_Request:_
Lines that hold the word "bright" should be located and copied.

_Supplied data:_
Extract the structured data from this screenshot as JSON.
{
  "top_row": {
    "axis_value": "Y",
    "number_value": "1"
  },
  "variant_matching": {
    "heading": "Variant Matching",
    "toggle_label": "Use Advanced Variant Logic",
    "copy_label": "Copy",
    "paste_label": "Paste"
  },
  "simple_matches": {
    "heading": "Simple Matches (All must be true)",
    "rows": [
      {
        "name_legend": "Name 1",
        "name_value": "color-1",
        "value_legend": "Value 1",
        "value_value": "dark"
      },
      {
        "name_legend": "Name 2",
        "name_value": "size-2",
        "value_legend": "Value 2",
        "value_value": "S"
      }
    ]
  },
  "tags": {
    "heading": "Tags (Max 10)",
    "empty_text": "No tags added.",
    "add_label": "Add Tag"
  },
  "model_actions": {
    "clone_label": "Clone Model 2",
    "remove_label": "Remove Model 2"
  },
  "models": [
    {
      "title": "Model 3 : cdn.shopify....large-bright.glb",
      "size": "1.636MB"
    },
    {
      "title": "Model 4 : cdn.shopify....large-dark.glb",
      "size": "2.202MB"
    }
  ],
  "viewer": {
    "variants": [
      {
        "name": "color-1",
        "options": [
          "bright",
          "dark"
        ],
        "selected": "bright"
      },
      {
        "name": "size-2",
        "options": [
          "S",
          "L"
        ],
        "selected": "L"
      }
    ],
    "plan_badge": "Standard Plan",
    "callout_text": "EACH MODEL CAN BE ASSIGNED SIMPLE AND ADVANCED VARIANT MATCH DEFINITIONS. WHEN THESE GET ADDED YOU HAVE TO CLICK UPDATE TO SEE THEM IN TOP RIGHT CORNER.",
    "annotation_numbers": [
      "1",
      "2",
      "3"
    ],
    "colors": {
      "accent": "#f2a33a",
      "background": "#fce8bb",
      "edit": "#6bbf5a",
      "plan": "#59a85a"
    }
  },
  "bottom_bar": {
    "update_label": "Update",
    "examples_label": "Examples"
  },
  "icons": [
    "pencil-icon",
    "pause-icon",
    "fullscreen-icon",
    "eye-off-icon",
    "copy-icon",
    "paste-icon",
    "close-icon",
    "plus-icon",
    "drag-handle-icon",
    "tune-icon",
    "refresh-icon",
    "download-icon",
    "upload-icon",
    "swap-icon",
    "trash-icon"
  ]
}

_Exercise result:_
      "title": "Model 3 : cdn.shopify....large-bright.glb",
          "bright",
        "selected": "bright"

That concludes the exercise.